* begin Exercise materials *

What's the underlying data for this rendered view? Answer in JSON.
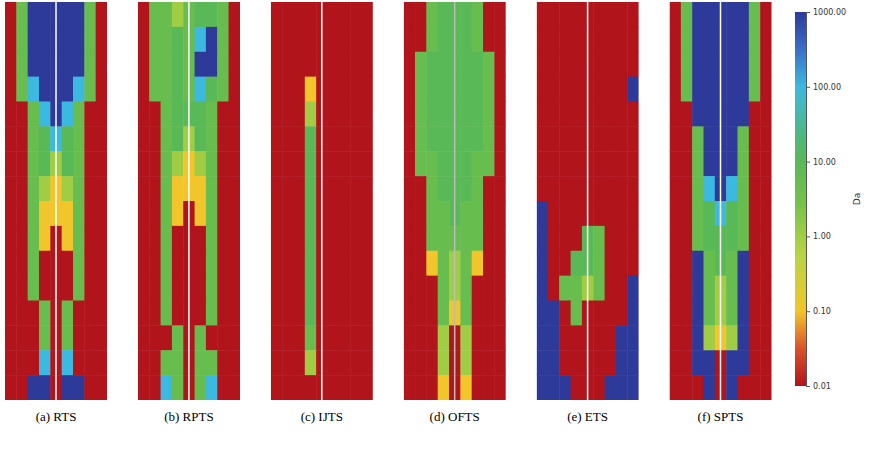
{
  "chart_data": {
    "type": "heatmap",
    "log": true,
    "panels": [
      {
        "title": "(a) RTS",
        "cells": [
          [
            0.01,
            5,
            1000,
            1000,
            1000,
            1000,
            1000,
            5,
            0.01
          ],
          [
            0.01,
            5,
            1000,
            1000,
            1000,
            1000,
            1000,
            5,
            0.01
          ],
          [
            0.01,
            5,
            1000,
            1000,
            1000,
            1000,
            1000,
            5,
            0.01
          ],
          [
            0.01,
            5,
            100,
            1000,
            1000,
            1000,
            100,
            5,
            0.01
          ],
          [
            0.01,
            0.01,
            5,
            100,
            1000,
            100,
            5,
            0.01,
            0.01
          ],
          [
            0.01,
            0.01,
            5,
            10,
            100,
            10,
            5,
            0.01,
            0.01
          ],
          [
            0.01,
            0.01,
            5,
            10,
            1,
            10,
            5,
            0.01,
            0.01
          ],
          [
            0.01,
            0.01,
            5,
            1,
            0.1,
            1,
            5,
            0.01,
            0.01
          ],
          [
            0.01,
            0.01,
            5,
            0.1,
            0.1,
            0.1,
            5,
            0.01,
            0.01
          ],
          [
            0.01,
            0.01,
            5,
            0.1,
            0.01,
            0.1,
            5,
            0.01,
            0.01
          ],
          [
            0.01,
            0.01,
            5,
            0.01,
            0.01,
            0.01,
            5,
            0.01,
            0.01
          ],
          [
            0.01,
            0.01,
            5,
            0.01,
            0.01,
            0.01,
            5,
            0.01,
            0.01
          ],
          [
            0.01,
            0.01,
            0.01,
            5,
            0.01,
            5,
            0.01,
            0.01,
            0.01
          ],
          [
            0.01,
            0.01,
            0.01,
            5,
            0.01,
            5,
            0.01,
            0.01,
            0.01
          ],
          [
            0.01,
            0.01,
            0.01,
            100,
            0.01,
            100,
            0.01,
            0.01,
            0.01
          ],
          [
            0.01,
            0.01,
            1000,
            1000,
            0.01,
            1000,
            1000,
            0.01,
            0.01
          ]
        ]
      },
      {
        "title": "(b) RPTS",
        "cells": [
          [
            0.01,
            5,
            5,
            1,
            5,
            10,
            10,
            5,
            0.01
          ],
          [
            0.01,
            5,
            5,
            10,
            5,
            100,
            1000,
            5,
            0.01
          ],
          [
            0.01,
            5,
            5,
            10,
            5,
            1000,
            1000,
            5,
            0.01
          ],
          [
            0.01,
            5,
            5,
            10,
            5,
            100,
            10,
            5,
            0.01
          ],
          [
            0.01,
            0.01,
            5,
            10,
            10,
            10,
            5,
            0.01,
            0.01
          ],
          [
            0.01,
            0.01,
            5,
            10,
            1,
            10,
            5,
            0.01,
            0.01
          ],
          [
            0.01,
            0.01,
            5,
            1,
            0.1,
            1,
            5,
            0.01,
            0.01
          ],
          [
            0.01,
            0.01,
            5,
            0.1,
            0.1,
            0.1,
            5,
            0.01,
            0.01
          ],
          [
            0.01,
            0.01,
            5,
            0.1,
            0.01,
            0.1,
            5,
            0.01,
            0.01
          ],
          [
            0.01,
            0.01,
            5,
            0.01,
            0.01,
            0.01,
            5,
            0.01,
            0.01
          ],
          [
            0.01,
            0.01,
            5,
            0.01,
            0.01,
            0.01,
            5,
            0.01,
            0.01
          ],
          [
            0.01,
            0.01,
            5,
            0.01,
            0.01,
            0.01,
            5,
            0.01,
            0.01
          ],
          [
            0.01,
            0.01,
            5,
            0.01,
            0.01,
            0.01,
            5,
            0.01,
            0.01
          ],
          [
            0.01,
            0.01,
            0.01,
            5,
            0.01,
            5,
            0.01,
            0.01,
            0.01
          ],
          [
            0.01,
            0.01,
            5,
            5,
            0.01,
            5,
            5,
            0.01,
            0.01
          ],
          [
            0.01,
            0.01,
            100,
            5,
            0.01,
            5,
            100,
            0.01,
            0.01
          ]
        ]
      },
      {
        "title": "(c) IJTS",
        "cells": [
          [
            0.01,
            0.01,
            0.01,
            0.01,
            0.01,
            0.01,
            0.01,
            0.01,
            0.01
          ],
          [
            0.01,
            0.01,
            0.01,
            0.01,
            0.01,
            0.01,
            0.01,
            0.01,
            0.01
          ],
          [
            0.01,
            0.01,
            0.01,
            0.01,
            0.01,
            0.01,
            0.01,
            0.01,
            0.01
          ],
          [
            0.01,
            0.01,
            0.01,
            0.1,
            0.01,
            0.01,
            0.01,
            0.01,
            0.01
          ],
          [
            0.01,
            0.01,
            0.01,
            1,
            0.01,
            0.01,
            0.01,
            0.01,
            0.01
          ],
          [
            0.01,
            0.01,
            0.01,
            10,
            0.01,
            0.01,
            0.01,
            0.01,
            0.01
          ],
          [
            0.01,
            0.01,
            0.01,
            10,
            0.01,
            0.01,
            0.01,
            0.01,
            0.01
          ],
          [
            0.01,
            0.01,
            0.01,
            10,
            0.01,
            0.01,
            0.01,
            0.01,
            0.01
          ],
          [
            0.01,
            0.01,
            0.01,
            10,
            0.01,
            0.01,
            0.01,
            0.01,
            0.01
          ],
          [
            0.01,
            0.01,
            0.01,
            10,
            0.01,
            0.01,
            0.01,
            0.01,
            0.01
          ],
          [
            0.01,
            0.01,
            0.01,
            10,
            0.01,
            0.01,
            0.01,
            0.01,
            0.01
          ],
          [
            0.01,
            0.01,
            0.01,
            10,
            0.01,
            0.01,
            0.01,
            0.01,
            0.01
          ],
          [
            0.01,
            0.01,
            0.01,
            10,
            0.01,
            0.01,
            0.01,
            0.01,
            0.01
          ],
          [
            0.01,
            0.01,
            0.01,
            5,
            0.01,
            0.01,
            0.01,
            0.01,
            0.01
          ],
          [
            0.01,
            0.01,
            0.01,
            1,
            0.01,
            0.01,
            0.01,
            0.01,
            0.01
          ],
          [
            0.01,
            0.01,
            0.01,
            0.01,
            0.01,
            0.01,
            0.01,
            0.01,
            0.01
          ]
        ]
      },
      {
        "title": "(d) OFTS",
        "cells": [
          [
            0.01,
            0.01,
            5,
            10,
            10,
            10,
            5,
            0.01,
            0.01
          ],
          [
            0.01,
            0.01,
            5,
            10,
            10,
            10,
            5,
            0.01,
            0.01
          ],
          [
            0.01,
            5,
            10,
            10,
            10,
            10,
            10,
            5,
            0.01
          ],
          [
            0.01,
            5,
            10,
            10,
            10,
            10,
            10,
            5,
            0.01
          ],
          [
            0.01,
            5,
            10,
            10,
            10,
            10,
            10,
            5,
            0.01
          ],
          [
            0.01,
            5,
            10,
            10,
            10,
            10,
            10,
            5,
            0.01
          ],
          [
            0.01,
            5,
            5,
            10,
            10,
            10,
            5,
            5,
            0.01
          ],
          [
            0.01,
            0.01,
            5,
            10,
            10,
            10,
            5,
            0.01,
            0.01
          ],
          [
            0.01,
            0.01,
            5,
            5,
            10,
            5,
            5,
            0.01,
            0.01
          ],
          [
            0.01,
            0.01,
            5,
            5,
            5,
            5,
            5,
            0.01,
            0.01
          ],
          [
            0.01,
            0.01,
            0.1,
            5,
            1,
            5,
            0.1,
            0.01,
            0.01
          ],
          [
            0.01,
            0.01,
            0.01,
            5,
            1,
            5,
            0.01,
            0.01,
            0.01
          ],
          [
            0.01,
            0.01,
            0.01,
            5,
            0.1,
            5,
            0.01,
            0.01,
            0.01
          ],
          [
            0.01,
            0.01,
            0.01,
            1,
            0.01,
            1,
            0.01,
            0.01,
            0.01
          ],
          [
            0.01,
            0.01,
            0.01,
            1,
            0.01,
            1,
            0.01,
            0.01,
            0.01
          ],
          [
            0.01,
            0.01,
            0.01,
            0.1,
            0.01,
            0.1,
            0.01,
            0.01,
            0.01
          ]
        ]
      },
      {
        "title": "(e) ETS",
        "cells": [
          [
            0.01,
            0.01,
            0.01,
            0.01,
            0.01,
            0.01,
            0.01,
            0.01,
            0.01
          ],
          [
            0.01,
            0.01,
            0.01,
            0.01,
            0.01,
            0.01,
            0.01,
            0.01,
            0.01
          ],
          [
            0.01,
            0.01,
            0.01,
            0.01,
            0.01,
            0.01,
            0.01,
            0.01,
            0.01
          ],
          [
            0.01,
            0.01,
            0.01,
            0.01,
            0.01,
            0.01,
            0.01,
            0.01,
            1000
          ],
          [
            0.01,
            0.01,
            0.01,
            0.01,
            0.01,
            0.01,
            0.01,
            0.01,
            0.01
          ],
          [
            0.01,
            0.01,
            0.01,
            0.01,
            0.01,
            0.01,
            0.01,
            0.01,
            0.01
          ],
          [
            0.01,
            0.01,
            0.01,
            0.01,
            0.01,
            0.01,
            0.01,
            0.01,
            0.01
          ],
          [
            0.01,
            0.01,
            0.01,
            0.01,
            0.01,
            0.01,
            0.01,
            0.01,
            0.01
          ],
          [
            1000,
            0.01,
            0.01,
            0.01,
            0.01,
            0.01,
            0.01,
            0.01,
            0.01
          ],
          [
            1000,
            0.01,
            0.01,
            0.01,
            10,
            5,
            0.01,
            0.01,
            0.01
          ],
          [
            1000,
            0.01,
            0.01,
            10,
            10,
            5,
            0.01,
            0.01,
            0.01
          ],
          [
            1000,
            0.01,
            5,
            5,
            1,
            5,
            0.01,
            0.01,
            1000
          ],
          [
            1000,
            1000,
            0.01,
            5,
            0.01,
            0.01,
            0.01,
            0.01,
            1000
          ],
          [
            1000,
            1000,
            0.01,
            0.01,
            0.01,
            0.01,
            0.01,
            1000,
            1000
          ],
          [
            1000,
            1000,
            0.01,
            0.01,
            0.01,
            0.01,
            0.01,
            1000,
            1000
          ],
          [
            1000,
            1000,
            1000,
            0.01,
            0.01,
            0.01,
            1000,
            1000,
            1000
          ]
        ]
      },
      {
        "title": "(f) SPTS",
        "cells": [
          [
            0.01,
            5,
            1000,
            1000,
            1000,
            1000,
            1000,
            5,
            0.01
          ],
          [
            0.01,
            5,
            1000,
            1000,
            1000,
            1000,
            1000,
            5,
            0.01
          ],
          [
            0.01,
            5,
            1000,
            1000,
            1000,
            1000,
            1000,
            5,
            0.01
          ],
          [
            0.01,
            5,
            1000,
            1000,
            1000,
            1000,
            1000,
            5,
            0.01
          ],
          [
            0.01,
            0.01,
            1000,
            1000,
            1000,
            1000,
            1000,
            0.01,
            0.01
          ],
          [
            0.01,
            0.01,
            5,
            1000,
            1000,
            1000,
            5,
            0.01,
            0.01
          ],
          [
            0.01,
            0.01,
            5,
            1000,
            1000,
            1000,
            5,
            0.01,
            0.01
          ],
          [
            0.01,
            0.01,
            5,
            100,
            1000,
            100,
            5,
            0.01,
            0.01
          ],
          [
            0.01,
            0.01,
            5,
            10,
            100,
            10,
            5,
            0.01,
            0.01
          ],
          [
            0.01,
            0.01,
            5,
            10,
            10,
            10,
            5,
            0.01,
            0.01
          ],
          [
            0.01,
            0.01,
            1000,
            5,
            10,
            5,
            1000,
            0.01,
            0.01
          ],
          [
            0.01,
            0.01,
            1000,
            5,
            1,
            5,
            1000,
            0.01,
            0.01
          ],
          [
            0.01,
            0.01,
            1000,
            5,
            1,
            5,
            1000,
            0.01,
            0.01
          ],
          [
            0.01,
            0.01,
            1000,
            1,
            0.1,
            1,
            1000,
            0.01,
            0.01
          ],
          [
            0.01,
            0.01,
            1000,
            1000,
            0.01,
            1000,
            1000,
            0.01,
            0.01
          ],
          [
            0.01,
            0.01,
            0.01,
            1000,
            0.01,
            1000,
            0.01,
            0.01,
            0.01
          ]
        ]
      }
    ],
    "colorbar": {
      "label": "Da",
      "range": [
        0.01,
        1000
      ],
      "ticks": [
        0.01,
        {
          "value": 0.1,
          "label": "0.10"
        },
        {
          "value": 1,
          "label": "1.00"
        },
        {
          "value": 10,
          "label": "10.00"
        },
        {
          "value": 100,
          "label": "100.00"
        },
        {
          "value": 1000,
          "label": "1000.00"
        }
      ]
    }
  }
}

* end Exercise materials *

## Requirements
Copy every line that contains the string "label".

## Reply
      "label": "Da",
          "label": "0.10"
          "label": "1.00"
          "label": "10.00"
          "label": "100.00"
          "label": "1000.00"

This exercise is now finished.